Task to carry out: All of the data below must be repeated exactly.

··· Information supplied ···

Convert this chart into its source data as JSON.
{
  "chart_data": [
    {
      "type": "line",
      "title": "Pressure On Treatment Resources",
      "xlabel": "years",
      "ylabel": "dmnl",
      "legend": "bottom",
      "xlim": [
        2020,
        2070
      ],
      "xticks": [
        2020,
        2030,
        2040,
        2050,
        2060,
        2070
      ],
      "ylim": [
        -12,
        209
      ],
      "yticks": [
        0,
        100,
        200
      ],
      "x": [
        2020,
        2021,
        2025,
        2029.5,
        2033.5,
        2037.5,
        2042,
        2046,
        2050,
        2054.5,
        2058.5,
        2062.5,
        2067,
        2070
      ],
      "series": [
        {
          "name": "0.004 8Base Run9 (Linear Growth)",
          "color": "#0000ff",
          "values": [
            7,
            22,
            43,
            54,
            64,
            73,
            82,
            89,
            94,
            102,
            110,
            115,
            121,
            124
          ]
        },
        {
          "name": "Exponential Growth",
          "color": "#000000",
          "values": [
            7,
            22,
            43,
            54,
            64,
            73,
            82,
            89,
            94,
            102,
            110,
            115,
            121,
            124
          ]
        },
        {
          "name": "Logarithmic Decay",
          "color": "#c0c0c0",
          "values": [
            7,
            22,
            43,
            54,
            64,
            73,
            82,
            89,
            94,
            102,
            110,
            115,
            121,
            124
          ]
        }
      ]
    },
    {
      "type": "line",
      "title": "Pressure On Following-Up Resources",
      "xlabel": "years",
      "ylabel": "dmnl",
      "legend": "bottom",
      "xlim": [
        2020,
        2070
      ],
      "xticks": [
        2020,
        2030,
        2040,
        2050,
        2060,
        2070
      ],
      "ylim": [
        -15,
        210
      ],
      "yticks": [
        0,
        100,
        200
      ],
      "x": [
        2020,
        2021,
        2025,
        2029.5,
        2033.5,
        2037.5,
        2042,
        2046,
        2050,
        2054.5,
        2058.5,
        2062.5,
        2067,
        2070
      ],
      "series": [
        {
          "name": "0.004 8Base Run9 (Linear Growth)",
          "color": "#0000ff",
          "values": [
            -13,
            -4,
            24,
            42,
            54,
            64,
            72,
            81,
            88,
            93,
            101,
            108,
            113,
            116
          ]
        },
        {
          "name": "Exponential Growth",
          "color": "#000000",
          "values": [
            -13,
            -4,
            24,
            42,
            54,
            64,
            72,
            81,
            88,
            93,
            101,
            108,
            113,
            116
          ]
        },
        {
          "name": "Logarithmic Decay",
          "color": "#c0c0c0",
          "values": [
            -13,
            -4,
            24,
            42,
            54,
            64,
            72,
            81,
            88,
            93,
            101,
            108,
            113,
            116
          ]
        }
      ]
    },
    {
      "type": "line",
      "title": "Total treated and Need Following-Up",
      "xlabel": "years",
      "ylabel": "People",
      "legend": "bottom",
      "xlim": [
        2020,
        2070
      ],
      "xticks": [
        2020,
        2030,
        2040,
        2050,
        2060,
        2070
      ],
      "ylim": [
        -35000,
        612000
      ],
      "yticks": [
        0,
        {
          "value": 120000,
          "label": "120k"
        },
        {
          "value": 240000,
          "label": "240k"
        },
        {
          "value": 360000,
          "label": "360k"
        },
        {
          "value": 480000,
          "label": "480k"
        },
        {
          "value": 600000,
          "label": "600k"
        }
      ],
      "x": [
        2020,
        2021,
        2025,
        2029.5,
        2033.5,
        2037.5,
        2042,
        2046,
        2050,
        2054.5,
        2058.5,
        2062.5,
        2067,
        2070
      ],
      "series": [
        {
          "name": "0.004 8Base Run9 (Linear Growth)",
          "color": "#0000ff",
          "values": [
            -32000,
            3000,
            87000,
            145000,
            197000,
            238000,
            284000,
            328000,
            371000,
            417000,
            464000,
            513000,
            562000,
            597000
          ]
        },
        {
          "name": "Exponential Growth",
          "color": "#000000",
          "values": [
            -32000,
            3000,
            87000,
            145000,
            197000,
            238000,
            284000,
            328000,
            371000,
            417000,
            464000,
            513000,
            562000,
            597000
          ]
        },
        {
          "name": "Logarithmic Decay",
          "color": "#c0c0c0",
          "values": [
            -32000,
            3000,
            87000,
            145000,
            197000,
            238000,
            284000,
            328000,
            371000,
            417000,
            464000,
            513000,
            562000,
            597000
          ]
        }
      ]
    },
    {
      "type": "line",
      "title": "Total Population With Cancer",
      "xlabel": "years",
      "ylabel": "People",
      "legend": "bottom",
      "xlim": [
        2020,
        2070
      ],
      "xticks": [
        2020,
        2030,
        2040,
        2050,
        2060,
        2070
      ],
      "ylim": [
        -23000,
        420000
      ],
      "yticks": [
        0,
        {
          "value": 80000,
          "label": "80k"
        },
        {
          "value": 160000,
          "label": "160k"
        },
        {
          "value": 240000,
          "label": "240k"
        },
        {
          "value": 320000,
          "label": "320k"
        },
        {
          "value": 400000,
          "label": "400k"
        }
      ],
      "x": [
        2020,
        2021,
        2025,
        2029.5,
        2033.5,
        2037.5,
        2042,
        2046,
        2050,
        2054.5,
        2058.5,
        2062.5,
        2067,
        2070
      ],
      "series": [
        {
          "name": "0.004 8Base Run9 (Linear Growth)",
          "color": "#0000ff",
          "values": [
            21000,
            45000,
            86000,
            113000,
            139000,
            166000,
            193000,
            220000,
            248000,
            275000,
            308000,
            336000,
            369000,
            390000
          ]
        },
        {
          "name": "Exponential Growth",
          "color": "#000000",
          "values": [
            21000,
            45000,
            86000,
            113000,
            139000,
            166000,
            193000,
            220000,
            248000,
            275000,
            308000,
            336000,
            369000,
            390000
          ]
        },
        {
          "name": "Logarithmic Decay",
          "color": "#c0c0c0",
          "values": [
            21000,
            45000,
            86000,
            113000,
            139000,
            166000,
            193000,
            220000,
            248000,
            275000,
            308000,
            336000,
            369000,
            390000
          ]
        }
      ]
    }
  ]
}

···

Answer below:
Convert this chart into its source data as JSON.
{
  "chart_data": [
    {
      "type": "line",
      "title": "Pressure On Treatment Resources",
      "xlabel": "years",
      "ylabel": "dmnl",
      "legend": "bottom",
      "xlim": [
        2020,
        2070
      ],
      "xticks": [
        2020,
        2030,
        2040,
        2050,
        2060,
        2070
      ],
      "ylim": [
        -12,
        209
      ],
      "yticks": [
        0,
        100,
        200
      ],
      "x": [
        2020,
        2021,
        2025,
        2029.5,
        2033.5,
        2037.5,
        2042,
        2046,
        2050,
        2054.5,
        2058.5,
        2062.5,
        2067,
        2070
      ],
      "series": [
        {
          "name": "0.004 8Base Run9 (Linear Growth)",
          "color": "#0000ff",
          "values": [
            7,
            22,
            43,
            54,
            64,
            73,
            82,
            89,
            94,
            102,
            110,
            115,
            121,
            124
          ]
        },
        {
          "name": "Exponential Growth",
          "color": "#000000",
          "values": [
            7,
            22,
            43,
            54,
            64,
            73,
            82,
            89,
            94,
            102,
            110,
            115,
            121,
            124
          ]
        },
        {
          "name": "Logarithmic Decay",
          "color": "#c0c0c0",
          "values": [
            7,
            22,
            43,
            54,
            64,
            73,
            82,
            89,
            94,
            102,
            110,
            115,
            121,
            124
          ]
        }
      ]
    },
    {
      "type": "line",
      "title": "Pressure On Following-Up Resources",
      "xlabel": "years",
      "ylabel": "dmnl",
      "legend": "bottom",
      "xlim": [
        2020,
        2070
      ],
      "xticks": [
        2020,
        2030,
        2040,
        2050,
        2060,
        2070
      ],
      "ylim": [
        -15,
        210
      ],
      "yticks": [
        0,
        100,
        200
      ],
      "x": [
        2020,
        2021,
        2025,
        2029.5,
        2033.5,
        2037.5,
        2042,
        2046,
        2050,
        2054.5,
        2058.5,
        2062.5,
        2067,
        2070
      ],
      "series": [
        {
          "name": "0.004 8Base Run9 (Linear Growth)",
          "color": "#0000ff",
          "values": [
            -13,
            -4,
            24,
            42,
            54,
            64,
            72,
            81,
            88,
            93,
            101,
            108,
            113,
            116
          ]
        },
        {
          "name": "Exponential Growth",
          "color": "#000000",
          "values": [
            -13,
            -4,
            24,
            42,
            54,
            64,
            72,
            81,
            88,
            93,
            101,
            108,
            113,
            116
          ]
        },
        {
          "name": "Logarithmic Decay",
          "color": "#c0c0c0",
          "values": [
            -13,
            -4,
            24,
            42,
            54,
            64,
            72,
            81,
            88,
            93,
            101,
            108,
            113,
            116
          ]
        }
      ]
    },
    {
      "type": "line",
      "title": "Total treated and Need Following-Up",
      "xlabel": "years",
      "ylabel": "People",
      "legend": "bottom",
      "xlim": [
        2020,
        2070
      ],
      "xticks": [
        2020,
        2030,
        2040,
        2050,
        2060,
        2070
      ],
      "ylim": [
        -35000,
        612000
      ],
      "yticks": [
        0,
        {
          "value": 120000,
          "label": "120k"
        },
        {
          "value": 240000,
          "label": "240k"
        },
        {
          "value": 360000,
          "label": "360k"
        },
        {
          "value": 480000,
          "label": "480k"
        },
        {
          "value": 600000,
          "label": "600k"
        }
      ],
      "x": [
        2020,
        2021,
        2025,
        2029.5,
        2033.5,
        2037.5,
        2042,
        2046,
        2050,
        2054.5,
        2058.5,
        2062.5,
        2067,
        2070
      ],
      "series": [
        {
          "name": "0.004 8Base Run9 (Linear Growth)",
          "color": "#0000ff",
          "values": [
            -32000,
            3000,
            87000,
            145000,
            197000,
            238000,
            284000,
            328000,
            371000,
            417000,
            464000,
            513000,
            562000,
            597000
          ]
        },
        {
          "name": "Exponential Growth",
          "color": "#000000",
          "values": [
            -32000,
            3000,
            87000,
            145000,
            197000,
            238000,
            284000,
            328000,
            371000,
            417000,
            464000,
            513000,
            562000,
            597000
          ]
        },
        {
          "name": "Logarithmic Decay",
          "color": "#c0c0c0",
          "values": [
            -32000,
            3000,
            87000,
            145000,
            197000,
            238000,
            284000,
            328000,
            371000,
            417000,
            464000,
            513000,
            562000,
            597000
          ]
        }
      ]
    },
    {
      "type": "line",
      "title": "Total Population With Cancer",
      "xlabel": "years",
      "ylabel": "People",
      "legend": "bottom",
      "xlim": [
        2020,
        2070
      ],
      "xticks": [
        2020,
        2030,
        2040,
        2050,
        2060,
        2070
      ],
      "ylim": [
        -23000,
        420000
      ],
      "yticks": [
        0,
        {
          "value": 80000,
          "label": "80k"
        },
        {
          "value": 160000,
          "label": "160k"
        },
        {
          "value": 240000,
          "label": "240k"
        },
        {
          "value": 320000,
          "label": "320k"
        },
        {
          "value": 400000,
          "label": "400k"
        }
      ],
      "x": [
        2020,
        2021,
        2025,
        2029.5,
        2033.5,
        2037.5,
        2042,
        2046,
        2050,
        2054.5,
        2058.5,
        2062.5,
        2067,
        2070
      ],
      "series": [
        {
          "name": "0.004 8Base Run9 (Linear Growth)",
          "color": "#0000ff",
          "values": [
            21000,
            45000,
            86000,
            113000,
            139000,
            166000,
            193000,
            220000,
            248000,
            275000,
            308000,
            336000,
            369000,
            390000
          ]
        },
        {
          "name": "Exponential Growth",
          "color": "#000000",
          "values": [
            21000,
            45000,
            86000,
            113000,
            139000,
            166000,
            193000,
            220000,
            248000,
            275000,
            308000,
            336000,
            369000,
            390000
          ]
        },
        {
          "name": "Logarithmic Decay",
          "color": "#c0c0c0",
          "values": [
            21000,
            45000,
            86000,
            113000,
            139000,
            166000,
            193000,
            220000,
            248000,
            275000,
            308000,
            336000,
            369000,
            390000
          ]
        }
      ]
    }
  ]
}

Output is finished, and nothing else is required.